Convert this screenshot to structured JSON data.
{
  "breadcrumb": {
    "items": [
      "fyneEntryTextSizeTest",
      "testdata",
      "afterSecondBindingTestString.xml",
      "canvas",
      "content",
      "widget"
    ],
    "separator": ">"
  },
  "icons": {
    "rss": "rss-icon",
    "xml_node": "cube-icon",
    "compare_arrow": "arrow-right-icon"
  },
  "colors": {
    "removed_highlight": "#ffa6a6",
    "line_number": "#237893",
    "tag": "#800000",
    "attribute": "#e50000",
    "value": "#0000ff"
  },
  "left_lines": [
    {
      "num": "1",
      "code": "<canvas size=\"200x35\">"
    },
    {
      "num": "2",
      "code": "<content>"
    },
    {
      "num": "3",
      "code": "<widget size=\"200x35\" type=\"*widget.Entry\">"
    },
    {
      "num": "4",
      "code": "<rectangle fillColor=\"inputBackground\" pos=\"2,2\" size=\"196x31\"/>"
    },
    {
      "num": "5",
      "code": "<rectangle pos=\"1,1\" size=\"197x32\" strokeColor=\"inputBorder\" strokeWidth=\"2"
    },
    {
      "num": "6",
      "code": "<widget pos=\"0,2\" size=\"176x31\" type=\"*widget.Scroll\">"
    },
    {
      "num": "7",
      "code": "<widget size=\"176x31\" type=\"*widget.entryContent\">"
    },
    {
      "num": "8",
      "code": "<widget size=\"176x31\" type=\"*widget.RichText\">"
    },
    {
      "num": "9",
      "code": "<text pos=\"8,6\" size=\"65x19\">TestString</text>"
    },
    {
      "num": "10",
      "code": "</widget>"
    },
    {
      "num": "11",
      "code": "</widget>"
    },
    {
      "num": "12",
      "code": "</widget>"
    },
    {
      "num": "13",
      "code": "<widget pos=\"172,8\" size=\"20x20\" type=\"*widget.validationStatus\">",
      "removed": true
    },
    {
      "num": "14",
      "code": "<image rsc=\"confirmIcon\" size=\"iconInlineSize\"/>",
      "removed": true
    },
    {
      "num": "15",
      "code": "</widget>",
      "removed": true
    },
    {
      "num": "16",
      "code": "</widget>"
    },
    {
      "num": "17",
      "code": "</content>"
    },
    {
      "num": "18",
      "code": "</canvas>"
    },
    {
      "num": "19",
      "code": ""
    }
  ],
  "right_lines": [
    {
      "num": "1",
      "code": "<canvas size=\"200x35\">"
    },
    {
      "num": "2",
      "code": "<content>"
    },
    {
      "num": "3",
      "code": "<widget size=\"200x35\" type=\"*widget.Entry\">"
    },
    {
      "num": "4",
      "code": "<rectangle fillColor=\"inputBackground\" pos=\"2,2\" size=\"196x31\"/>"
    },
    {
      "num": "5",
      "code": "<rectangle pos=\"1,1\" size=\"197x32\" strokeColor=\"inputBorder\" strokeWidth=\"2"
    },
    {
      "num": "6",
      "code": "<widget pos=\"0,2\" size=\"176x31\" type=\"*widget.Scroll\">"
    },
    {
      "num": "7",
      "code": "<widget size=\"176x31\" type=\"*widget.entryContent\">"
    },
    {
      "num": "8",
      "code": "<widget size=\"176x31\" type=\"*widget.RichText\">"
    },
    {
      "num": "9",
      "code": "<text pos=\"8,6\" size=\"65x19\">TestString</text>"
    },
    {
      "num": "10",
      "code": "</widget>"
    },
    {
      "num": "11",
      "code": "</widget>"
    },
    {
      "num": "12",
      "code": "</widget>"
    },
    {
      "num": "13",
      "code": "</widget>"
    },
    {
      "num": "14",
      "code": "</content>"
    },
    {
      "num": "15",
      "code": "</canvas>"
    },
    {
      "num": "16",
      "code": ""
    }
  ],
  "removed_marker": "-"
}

....

### [Exercise directions]
Repeat every record, exactly as written.

### [Finished task]
Convert this screenshot to structured JSON data.
{
  "breadcrumb": {
    "items": [
      "fyneEntryTextSizeTest",
      "testdata",
      "afterSecondBindingTestString.xml",
      "canvas",
      "content",
      "widget"
    ],
    "separator": ">"
  },
  "icons": {
    "rss": "rss-icon",
    "xml_node": "cube-icon",
    "compare_arrow": "arrow-right-icon"
  },
  "colors": {
    "removed_highlight": "#ffa6a6",
    "line_number": "#237893",
    "tag": "#800000",
    "attribute": "#e50000",
    "value": "#0000ff"
  },
  "left_lines": [
    {
      "num": "1",
      "code": "<canvas size=\"200x35\">"
    },
    {
      "num": "2",
      "code": "<content>"
    },
    {
      "num": "3",
      "code": "<widget size=\"200x35\" type=\"*widget.Entry\">"
    },
    {
      "num": "4",
      "code": "<rectangle fillColor=\"inputBackground\" pos=\"2,2\" size=\"196x31\"/>"
    },
    {
      "num": "5",
      "code": "<rectangle pos=\"1,1\" size=\"197x32\" strokeColor=\"inputBorder\" strokeWidth=\"2"
    },
    {
      "num": "6",
      "code": "<widget pos=\"0,2\" size=\"176x31\" type=\"*widget.Scroll\">"
    },
    {
      "num": "7",
      "code": "<widget size=\"176x31\" type=\"*widget.entryContent\">"
    },
    {
      "num": "8",
      "code": "<widget size=\"176x31\" type=\"*widget.RichText\">"
    },
    {
      "num": "9",
      "code": "<text pos=\"8,6\" size=\"65x19\">TestString</text>"
    },
    {
      "num": "10",
      "code": "</widget>"
    },
    {
      "num": "11",
      "code": "</widget>"
    },
    {
      "num": "12",
      "code": "</widget>"
    },
    {
      "num": "13",
      "code": "<widget pos=\"172,8\" size=\"20x20\" type=\"*widget.validationStatus\">",
      "removed": true
    },
    {
      "num": "14",
      "code": "<image rsc=\"confirmIcon\" size=\"iconInlineSize\"/>",
      "removed": true
    },
    {
      "num": "15",
      "code": "</widget>",
      "removed": true
    },
    {
      "num": "16",
      "code": "</widget>"
    },
    {
      "num": "17",
      "code": "</content>"
    },
    {
      "num": "18",
      "code": "</canvas>"
    },
    {
      "num": "19",
      "code": ""
    }
  ],
  "right_lines": [
    {
      "num": "1",
      "code": "<canvas size=\"200x35\">"
    },
    {
      "num": "2",
      "code": "<content>"
    },
    {
      "num": "3",
      "code": "<widget size=\"200x35\" type=\"*widget.Entry\">"
    },
    {
      "num": "4",
      "code": "<rectangle fillColor=\"inputBackground\" pos=\"2,2\" size=\"196x31\"/>"
    },
    {
      "num": "5",
      "code": "<rectangle pos=\"1,1\" size=\"197x32\" strokeColor=\"inputBorder\" strokeWidth=\"2"
    },
    {
      "num": "6",
      "code": "<widget pos=\"0,2\" size=\"176x31\" type=\"*widget.Scroll\">"
    },
    {
      "num": "7",
      "code": "<widget size=\"176x31\" type=\"*widget.entryContent\">"
    },
    {
      "num": "8",
      "code": "<widget size=\"176x31\" type=\"*widget.RichText\">"
    },
    {
      "num": "9",
      "code": "<text pos=\"8,6\" size=\"65x19\">TestString</text>"
    },
    {
      "num": "10",
      "code": "</widget>"
    },
    {
      "num": "11",
      "code": "</widget>"
    },
    {
      "num": "12",
      "code": "</widget>"
    },
    {
      "num": "13",
      "code": "</widget>"
    },
    {
      "num": "14",
      "code": "</content>"
    },
    {
      "num": "15",
      "code": "</canvas>"
    },
    {
      "num": "16",
      "code": ""
    }
  ],
  "removed_marker": "-"
}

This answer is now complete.